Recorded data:
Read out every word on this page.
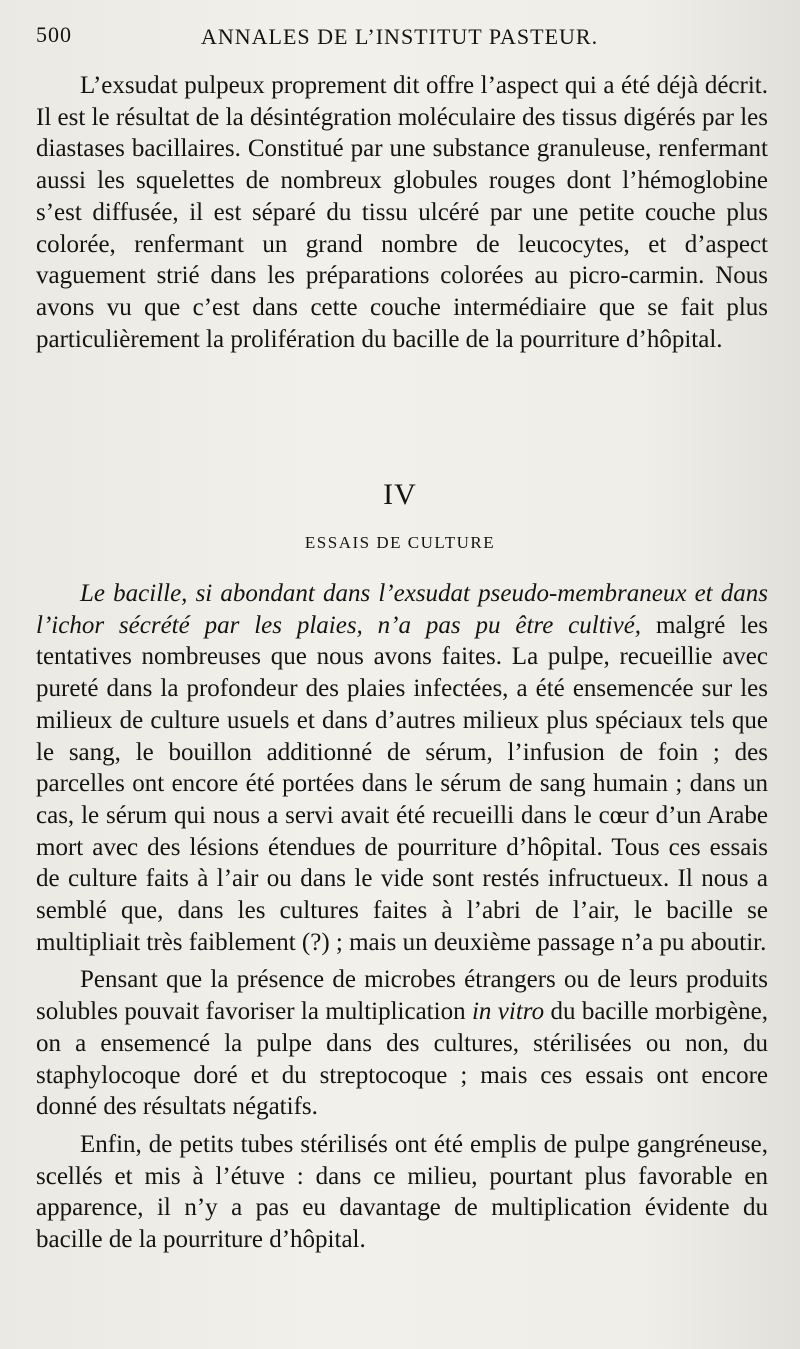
500	ANNALES DE L’INSTITUT PASTEUR.

L’exsudat pulpeux proprement dit offre l’aspect qui a été déjà décrit. Il est le résultat de la désintégration moléculaire des tissus digérés par les diastases bacillaires. Constitué par une substance granuleuse, renfermant aussi les squelettes de nombreux globules rouges dont l’hémoglobine s’est diffusée, il est séparé du tissu ulcéré par une petite couche plus colorée, renfermant un grand nombre de leucocytes, et d’aspect vaguement strié dans les préparations colorées au picro-carmin. Nous avons vu que c’est dans cette couche intermédiaire que se fait plus particulièrement la prolifération du bacille de la pourriture d’hôpital.

IV
ESSAIS DE CULTURE

Le bacille, si abondant dans l’exsudat pseudo-membraneux et dans l’ichor sécrété par les plaies, n’a pas pu être cultivé, malgré les tentatives nombreuses que nous avons faites. La pulpe, recueillie avec pureté dans la profondeur des plaies infectées, a été ensemencée sur les milieux de culture usuels et dans d’autres milieux plus spéciaux tels que le sang, le bouillon additionné de sérum, l’infusion de foin ; des parcelles ont encore été portées dans le sérum de sang humain ; dans un cas, le sérum qui nous a servi avait été recueilli dans le cœur d’un Arabe mort avec des lésions étendues de pourriture d’hôpital. Tous ces essais de culture faits à l’air ou dans le vide sont restés infructueux. Il nous a semblé que, dans les cultures faites à l’abri de l’air, le bacille se multipliait très faiblement (?) ; mais un deuxième passage n’a pu aboutir.

Pensant que la présence de microbes étrangers ou de leurs produits solubles pouvait favoriser la multiplication in vitro du bacille morbigène, on a ensemencé la pulpe dans des cultures, stérilisées ou non, du staphylocoque doré et du streptocoque ; mais ces essais ont encore donné des résultats négatifs.

Enfin, de petits tubes stérilisés ont été emplis de pulpe gangréneuse, scellés et mis à l’étuve : dans ce milieu, pourtant plus favorable en apparence, il n’y a pas eu davantage de multiplication évidente du bacille de la pourriture d’hôpital.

_GOAL OF THE EXERCISE_
Copy out each record shown above without alteration, skipping any picture.

_TASK RESULT_
Read out every word on this page.
500	ANNALES DE L’INSTITUT PASTEUR.

L’exsudat pulpeux proprement dit offre l’aspect qui a été déjà décrit. Il est le résultat de la désintégration moléculaire des tissus digérés par les diastases bacillaires. Constitué par une substance granuleuse, renfermant aussi les squelettes de nombreux globules rouges dont l’hémoglobine s’est diffusée, il est séparé du tissu ulcéré par une petite couche plus colorée, renfermant un grand nombre de leucocytes, et d’aspect vaguement strié dans les préparations colorées au picro-carmin. Nous avons vu que c’est dans cette couche intermédiaire que se fait plus particulièrement la prolifération du bacille de la pourriture d’hôpital.

IV
ESSAIS DE CULTURE

Le bacille, si abondant dans l’exsudat pseudo-membraneux et dans l’ichor sécrété par les plaies, n’a pas pu être cultivé, malgré les tentatives nombreuses que nous avons faites. La pulpe, recueillie avec pureté dans la profondeur des plaies infectées, a été ensemencée sur les milieux de culture usuels et dans d’autres milieux plus spéciaux tels que le sang, le bouillon additionné de sérum, l’infusion de foin ; des parcelles ont encore été portées dans le sérum de sang humain ; dans un cas, le sérum qui nous a servi avait été recueilli dans le cœur d’un Arabe mort avec des lésions étendues de pourriture d’hôpital. Tous ces essais de culture faits à l’air ou dans le vide sont restés infructueux. Il nous a semblé que, dans les cultures faites à l’abri de l’air, le bacille se multipliait très faiblement (?) ; mais un deuxième passage n’a pu aboutir.

Pensant que la présence de microbes étrangers ou de leurs produits solubles pouvait favoriser la multiplication in vitro du bacille morbigène, on a ensemencé la pulpe dans des cultures, stérilisées ou non, du staphylocoque doré et du streptocoque ; mais ces essais ont encore donné des résultats négatifs.

Enfin, de petits tubes stérilisés ont été emplis de pulpe gangréneuse, scellés et mis à l’étuve : dans ce milieu, pourtant plus favorable en apparence, il n’y a pas eu davantage de multiplication évidente du bacille de la pourriture d’hôpital.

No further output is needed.